**指示**
抜粋文をもとに答えてください。
(a) イノベーションプログラム第六期の対象期間はいつですか。
(b) 世界経済への影響力を高めているスタートアップ企業は何と呼ばれていますか。
(c) 2025年3月に一律の新卒採用を取りやめた企業はどこですか。

**抜粋文**
********************

イノベーションプログラム(第六期:2024〜2028年度)
「ハイテクスタートアップと急成長スタートアップにおけるアントレプレナーシップ」プロジェクト

「ユニコーン」と呼ばれるスタートアップ企業が世界経済への影響力を高める中、起業に対する注目度が高まっている。他方、日本では、学生起業家が徐々に増えている印象を与えるとはいえ、高校・大学などの卒業予定者を一括で採用する「新卒採用」がみられている。2025年3月、富士通株式会社が一律の新卒採用を取りやめるなど労働市場に少しずつ変化がみられているとはいえ、多くの人が既存企業への就職を選択する就業構造は大きく変化していない。日本で起業を促進するためには、就職を選択した有職者の起業意識、また、その要因を明かにすることは重要といえる。

********************

**元データ**
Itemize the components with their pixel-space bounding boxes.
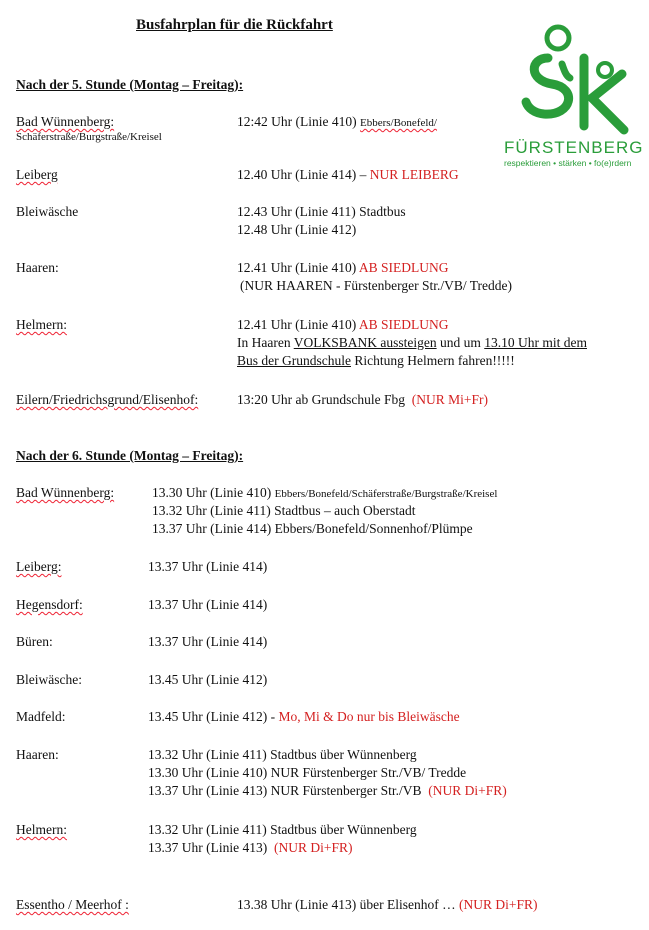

********************

**解答例**
(a) 2024〜2028年度
(b) 「ユニコーン」
(c) 富士通株式会社